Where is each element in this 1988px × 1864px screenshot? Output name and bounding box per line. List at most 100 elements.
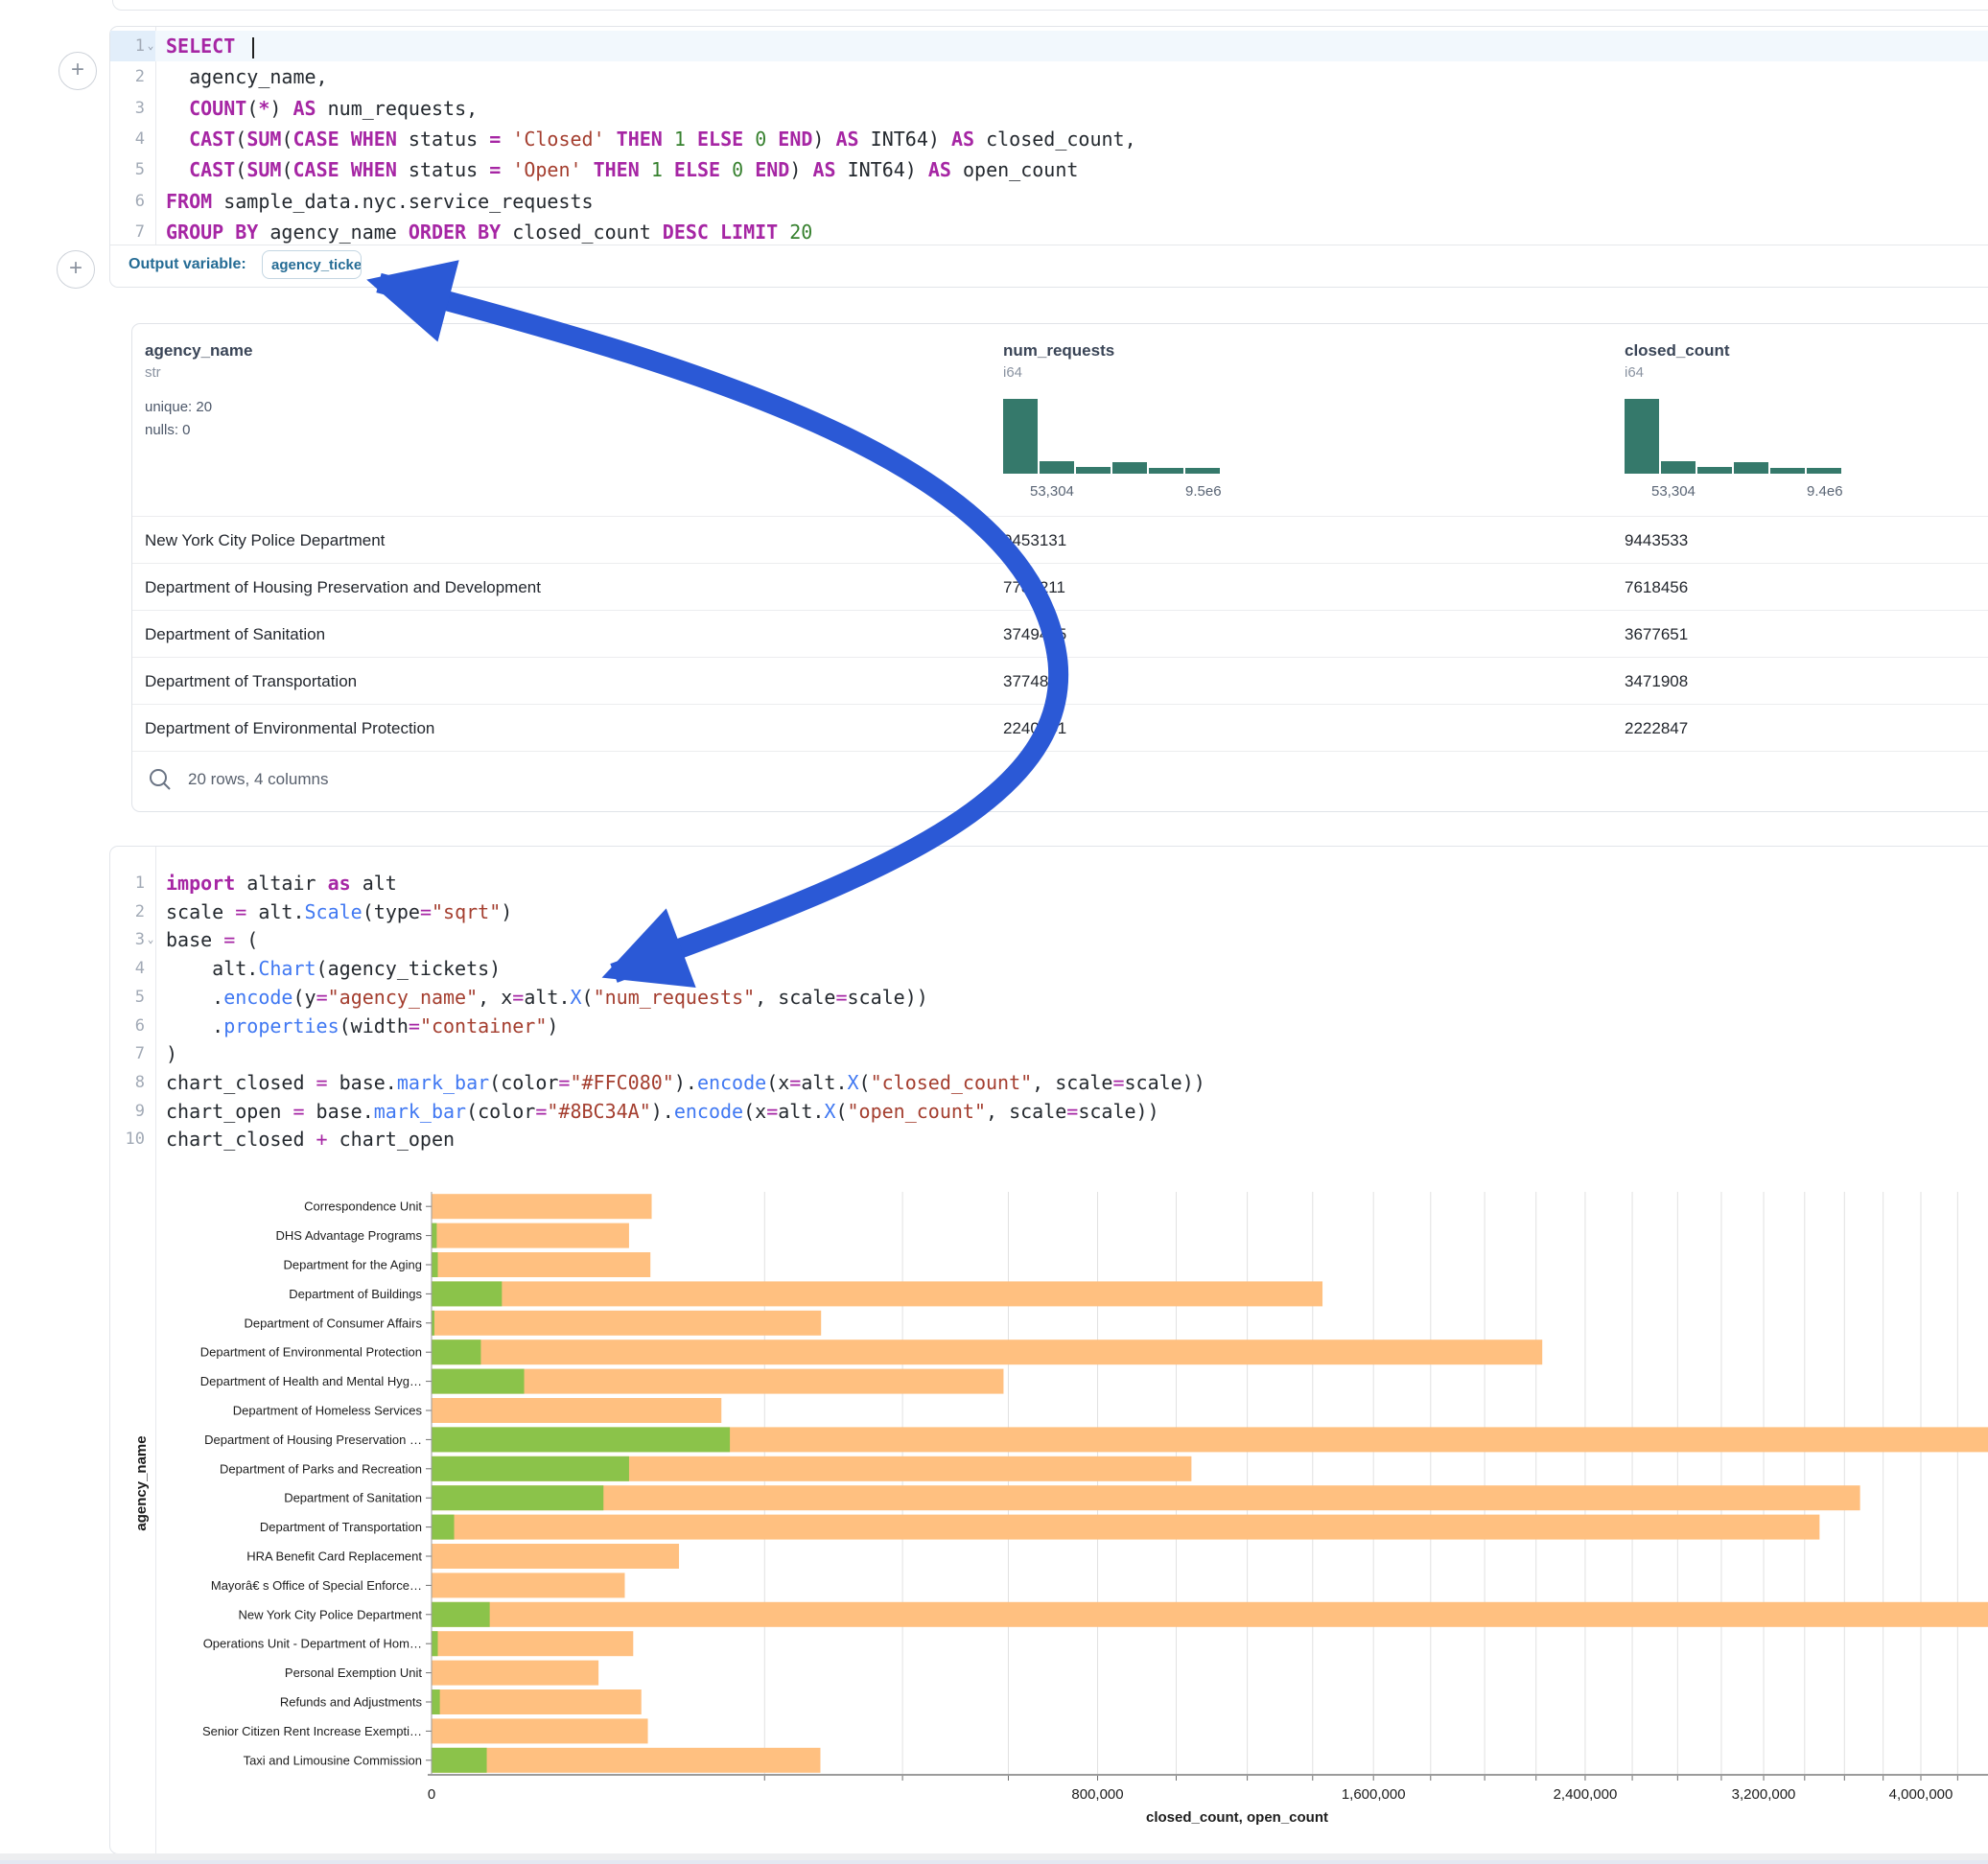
- sql-cell[interactable]: 1 ⌄ SELECT 2 agency_name, 3 COUNT(*) AS num…: [109, 26, 1988, 288]
- code-text: COUNT(*) AS num_requests,: [189, 96, 479, 120]
- table-row: Department of Environmental Protection 22…: [132, 704, 1988, 752]
- code-line[interactable]: 7): [110, 1039, 1988, 1068]
- code-line[interactable]: 2 agency_name,: [110, 61, 1988, 92]
- code-line[interactable]: 9 chart_open = base.mark_bar(color="#8BC3…: [110, 1097, 1988, 1126]
- table-row: Department of Transportation 3774892 34719…: [132, 657, 1988, 705]
- table-footer: 20 rows, 4 columns: [132, 751, 1988, 811]
- line-number: 7: [134, 221, 145, 242]
- histogram-bar: [1076, 467, 1111, 474]
- line-number: 5: [134, 987, 145, 1007]
- code-text: chart_open = base.mark_bar(color="#8BC34…: [166, 1099, 1159, 1123]
- column-name: agency_name: [145, 341, 253, 360]
- code-line[interactable]: 3 ⌄ base = (: [110, 925, 1988, 954]
- code-text: GROUP BY agency_name ORDER BY closed_cou…: [166, 220, 813, 244]
- code-text: base = (: [166, 928, 259, 952]
- code-text: SELECT: [166, 31, 1988, 61]
- code-text: FROM sample_data.nyc.service_requests: [166, 189, 594, 213]
- add-cell-button[interactable]: +: [58, 52, 97, 90]
- table-cell: Department of Sanitation: [145, 625, 326, 643]
- histogram-bar: [1770, 468, 1805, 474]
- code-text: .properties(width="container"): [166, 1014, 559, 1037]
- gutter-divider: [155, 847, 156, 1853]
- code-text: agency_name,: [166, 65, 328, 89]
- output-variable-chip[interactable]: agency_tickets: [262, 250, 362, 279]
- line-number: 1: [134, 874, 145, 893]
- table-cell: Department of Environmental Protection: [145, 719, 435, 737]
- table-cell: 3471908: [1625, 672, 1689, 690]
- code-text: import altair as alt: [166, 872, 397, 895]
- table-header-row: agency_name str unique: 20 nulls: 0 num_requ…: [132, 324, 1988, 517]
- line-number: 4: [134, 959, 145, 979]
- line-number: 9: [134, 1101, 145, 1121]
- line-number: 5: [134, 160, 145, 180]
- column-name: closed_count: [1625, 341, 1730, 360]
- column-type: i64: [1625, 364, 1645, 381]
- code-line[interactable]: 3 COUNT(*) AS num_requests,: [110, 93, 1988, 124]
- histogram-bar: [1003, 399, 1038, 474]
- next-cell-edge: [0, 1860, 1988, 1864]
- column-histogram: 53,304 9.4e6: [1625, 399, 1843, 500]
- histogram-bar: [1734, 462, 1768, 474]
- code-line[interactable]: 1 import altair as alt: [110, 869, 1988, 897]
- histogram-max-label: 9.5e6: [1185, 483, 1222, 500]
- code-line[interactable]: 4 CAST(SUM(CASE WHEN status = 'Closed' T…: [110, 124, 1988, 154]
- code-line[interactable]: 10 chart_closed + chart_open: [110, 1125, 1988, 1153]
- line-number: 8: [134, 1072, 145, 1092]
- column-name: num_requests: [1003, 341, 1115, 360]
- row-count-summary: 20 rows, 4 columns: [188, 770, 329, 788]
- line-number: 2: [134, 901, 145, 921]
- line-number: 2: [134, 67, 145, 87]
- active-line-gutter: [110, 31, 155, 61]
- code-text: chart_closed + chart_open: [166, 1128, 456, 1152]
- output-variable-row: Output variable: agency_tickets: [110, 245, 1988, 287]
- column-histogram: 53,304 9.5e6: [1003, 399, 1222, 500]
- code-line[interactable]: 6 FROM sample_data.nyc.service_requests: [110, 186, 1988, 217]
- result-table: agency_name str unique: 20 nulls: 0 num_requ…: [131, 323, 1988, 812]
- histogram-bar: [1185, 468, 1220, 474]
- code-line[interactable]: 5 .encode(y="agency_name", x=alt.X("num_…: [110, 983, 1988, 1012]
- table-cell: Department of Transportation: [145, 672, 358, 690]
- line-number: 10: [125, 1130, 145, 1150]
- table-cell: 3677651: [1625, 625, 1689, 643]
- table-cell: New York City Police Department: [145, 531, 386, 549]
- histogram-max-label: 9.4e6: [1807, 483, 1843, 500]
- code-line[interactable]: 7 GROUP BY agency_name ORDER BY closed_co…: [110, 217, 1988, 247]
- line-number: 3: [134, 930, 145, 950]
- code-line[interactable]: 6 .properties(width="container"): [110, 1012, 1988, 1040]
- table-cell: 2222847: [1625, 719, 1689, 737]
- page-bottom-strip: [0, 1853, 1988, 1860]
- table-cell: 9443533: [1625, 531, 1689, 549]
- histogram-bar: [1807, 468, 1841, 474]
- code-line[interactable]: 8 chart_closed = base.mark_bar(color="#FF…: [110, 1068, 1988, 1097]
- code-line[interactable]: 5 CAST(SUM(CASE WHEN status = 'Open' THE…: [110, 154, 1988, 185]
- previous-cell-edge: [112, 0, 1988, 11]
- code-line[interactable]: 1 ⌄ SELECT: [110, 31, 1988, 61]
- table-cell: 9453131: [1003, 531, 1067, 549]
- table-row: New York City Police Department 9453131 94…: [132, 516, 1988, 564]
- table-row: Department of Housing Preservation and D…: [132, 563, 1988, 611]
- code-text: CAST(SUM(CASE WHEN status = 'Closed' THE…: [189, 127, 1136, 151]
- histogram-bar: [1040, 461, 1074, 474]
- table-cell: 7618456: [1625, 578, 1689, 596]
- add-cell-button[interactable]: +: [57, 250, 95, 289]
- python-cell[interactable]: 1 import altair as alt 2 scale = alt.Scale(…: [109, 846, 1988, 1854]
- histogram-bar: [1697, 467, 1732, 474]
- column-type: i64: [1003, 364, 1023, 381]
- output-variable-label: Output variable:: [129, 256, 246, 272]
- text-cursor: [252, 36, 255, 58]
- search-icon[interactable]: [148, 767, 173, 797]
- table-cell: 7782211: [1003, 578, 1065, 596]
- line-number: 1: [134, 36, 145, 56]
- code-text: CAST(SUM(CASE WHEN status = 'Open' THEN …: [189, 158, 1079, 182]
- code-line[interactable]: 4 alt.Chart(agency_tickets): [110, 954, 1988, 983]
- line-number: 6: [134, 1015, 145, 1036]
- fold-chevron-icon[interactable]: ⌄: [147, 933, 154, 946]
- code-line[interactable]: 2 scale = alt.Scale(type="sqrt"): [110, 897, 1988, 926]
- column-type: str: [145, 364, 161, 381]
- line-number: 6: [134, 191, 145, 211]
- fold-chevron-icon[interactable]: ⌄: [147, 39, 154, 52]
- table-cell: 2240041: [1003, 719, 1067, 737]
- code-text: .encode(y="agency_name", x=alt.X("num_re…: [166, 985, 928, 1009]
- line-number: 4: [134, 128, 145, 149]
- histogram-bar: [1149, 468, 1183, 474]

- Exercise
Please reproduce the listing above line for line, without changing any wording. Leave the pictures out.

- Reply to the exercise
Where is each element in this 1988px × 1864px screenshot? Output name and bounding box per line. List at most 100 elements.
- sql-cell[interactable]: 1 ⌄ SELECT 2 agency_name, 3 COUNT(*) AS num…: [109, 26, 1988, 288]
- code-text: COUNT(*) AS num_requests,: [189, 96, 479, 120]
- table-row: Department of Environmental Protection 22…: [132, 704, 1988, 752]
- code-line[interactable]: 7): [110, 1039, 1988, 1068]
- code-line[interactable]: 2 agency_name,: [110, 61, 1988, 92]
- code-line[interactable]: 9 chart_open = base.mark_bar(color="#8BC3…: [110, 1097, 1988, 1126]
- table-row: Department of Transportation 3774892 34719…: [132, 657, 1988, 705]
- table-footer: 20 rows, 4 columns: [132, 751, 1988, 811]
- line-number: 7: [134, 221, 145, 242]
- histogram-bar: [1076, 467, 1111, 474]
- line-number: 5: [134, 987, 145, 1007]
- code-text: chart_open = base.mark_bar(color="#8BC34…: [166, 1099, 1159, 1123]
- column-name: agency_name: [145, 341, 253, 360]
- code-line[interactable]: 3 ⌄ base = (: [110, 925, 1988, 954]
- code-text: GROUP BY agency_name ORDER BY closed_cou…: [166, 220, 813, 244]
- code-text: base = (: [166, 928, 259, 952]
- code-text: SELECT: [166, 31, 1988, 61]
- code-text: FROM sample_data.nyc.service_requests: [166, 189, 594, 213]
- add-cell-button[interactable]: +: [58, 52, 97, 90]
- table-cell: Department of Sanitation: [145, 625, 326, 643]
- histogram-bar: [1770, 468, 1805, 474]
- code-text: .properties(width="container"): [166, 1014, 559, 1037]
- gutter-divider: [155, 847, 156, 1853]
- code-text: agency_name,: [166, 65, 328, 89]
- output-variable-chip[interactable]: agency_tickets: [262, 250, 362, 279]
- line-number: 1: [134, 874, 145, 893]
- table-cell: Department of Environmental Protection: [145, 719, 435, 737]
- table-cell: 3471908: [1625, 672, 1689, 690]
- code-text: import altair as alt: [166, 872, 397, 895]
- table-header-row: agency_name str unique: 20 nulls: 0 num_requ…: [132, 324, 1988, 517]
- line-number: 4: [134, 959, 145, 979]
- line-number: 9: [134, 1101, 145, 1121]
- line-number: 5: [134, 160, 145, 180]
- column-name: closed_count: [1625, 341, 1730, 360]
- column-type: i64: [1625, 364, 1645, 381]
- code-line[interactable]: 3 COUNT(*) AS num_requests,: [110, 93, 1988, 124]
- histogram-bar: [1003, 399, 1038, 474]
- next-cell-edge: [0, 1860, 1988, 1864]
- column-histogram: 53,304 9.4e6: [1625, 399, 1843, 500]
- histogram-bar: [1734, 462, 1768, 474]
- code-line[interactable]: 1 import altair as alt: [110, 869, 1988, 897]
- histogram-max-label: 9.5e6: [1185, 483, 1222, 500]
- code-line[interactable]: 4 CAST(SUM(CASE WHEN status = 'Closed' T…: [110, 124, 1988, 154]
- code-line[interactable]: 10 chart_closed + chart_open: [110, 1125, 1988, 1153]
- line-number: 8: [134, 1072, 145, 1092]
- column-name: num_requests: [1003, 341, 1115, 360]
- row-count-summary: 20 rows, 4 columns: [188, 770, 329, 788]
- line-number: 2: [134, 901, 145, 921]
- line-number: 2: [134, 67, 145, 87]
- active-line-gutter: [110, 31, 155, 61]
- code-text: chart_closed + chart_open: [166, 1128, 456, 1152]
- output-variable-row: Output variable: agency_tickets: [110, 245, 1988, 287]
- column-histogram: 53,304 9.5e6: [1003, 399, 1222, 500]
- code-line[interactable]: 6 FROM sample_data.nyc.service_requests: [110, 186, 1988, 217]
- result-table: agency_name str unique: 20 nulls: 0 num_requ…: [131, 323, 1988, 812]
- histogram-bar: [1185, 468, 1220, 474]
- code-line[interactable]: 5 .encode(y="agency_name", x=alt.X("num_…: [110, 983, 1988, 1012]
- table-cell: Department of Transportation: [145, 672, 358, 690]
- line-number: 10: [125, 1130, 145, 1150]
- table-cell: 3677651: [1625, 625, 1689, 643]
- table-cell: New York City Police Department: [145, 531, 386, 549]
- histogram-max-label: 9.4e6: [1807, 483, 1843, 500]
- code-line[interactable]: 7 GROUP BY agency_name ORDER BY closed_co…: [110, 217, 1988, 247]
- line-number: 3: [134, 930, 145, 950]
- code-line[interactable]: 6 .properties(width="container"): [110, 1012, 1988, 1040]
- table-cell: 2222847: [1625, 719, 1689, 737]
- page-bottom-strip: [0, 1853, 1988, 1860]
- table-cell: 9443533: [1625, 531, 1689, 549]
- histogram-bar: [1807, 468, 1841, 474]
- code-line[interactable]: 8 chart_closed = base.mark_bar(color="#FF…: [110, 1068, 1988, 1097]
- code-line[interactable]: 5 CAST(SUM(CASE WHEN status = 'Open' THE…: [110, 154, 1988, 185]
- previous-cell-edge: [112, 0, 1988, 11]
- code-line[interactable]: 1 ⌄ SELECT: [110, 31, 1988, 61]
- table-cell: 9453131: [1003, 531, 1067, 549]
- table-row: New York City Police Department 9453131 94…: [132, 516, 1988, 564]
- table-row: Department of Housing Preservation and D…: [132, 563, 1988, 611]
- code-text: CAST(SUM(CASE WHEN status = 'Closed' THE…: [189, 127, 1136, 151]
- histogram-bar: [1040, 461, 1074, 474]
- table-cell: 7618456: [1625, 578, 1689, 596]
- add-cell-button[interactable]: +: [57, 250, 95, 289]
- python-cell[interactable]: 1 import altair as alt 2 scale = alt.Scale(…: [109, 846, 1988, 1854]
- histogram-bar: [1697, 467, 1732, 474]
- column-type: i64: [1003, 364, 1023, 381]
- output-variable-label: Output variable:: [129, 256, 246, 272]
- text-cursor: [252, 36, 255, 58]
- search-icon[interactable]: [148, 767, 173, 797]
- table-cell: 7782211: [1003, 578, 1065, 596]
- line-number: 1: [134, 36, 145, 56]
- code-text: CAST(SUM(CASE WHEN status = 'Open' THEN …: [189, 158, 1079, 182]
- code-line[interactable]: 4 alt.Chart(agency_tickets): [110, 954, 1988, 983]
- line-number: 6: [134, 1015, 145, 1036]
- fold-chevron-icon[interactable]: ⌄: [147, 933, 154, 946]
- code-line[interactable]: 2 scale = alt.Scale(type="sqrt"): [110, 897, 1988, 926]
- column-type: str: [145, 364, 161, 381]
- line-number: 6: [134, 191, 145, 211]
- fold-chevron-icon[interactable]: ⌄: [147, 39, 154, 52]
- table-cell: 2240041: [1003, 719, 1067, 737]
- code-text: .encode(y="agency_name", x=alt.X("num_re…: [166, 985, 928, 1009]
- line-number: 4: [134, 128, 145, 149]
- histogram-bar: [1149, 468, 1183, 474]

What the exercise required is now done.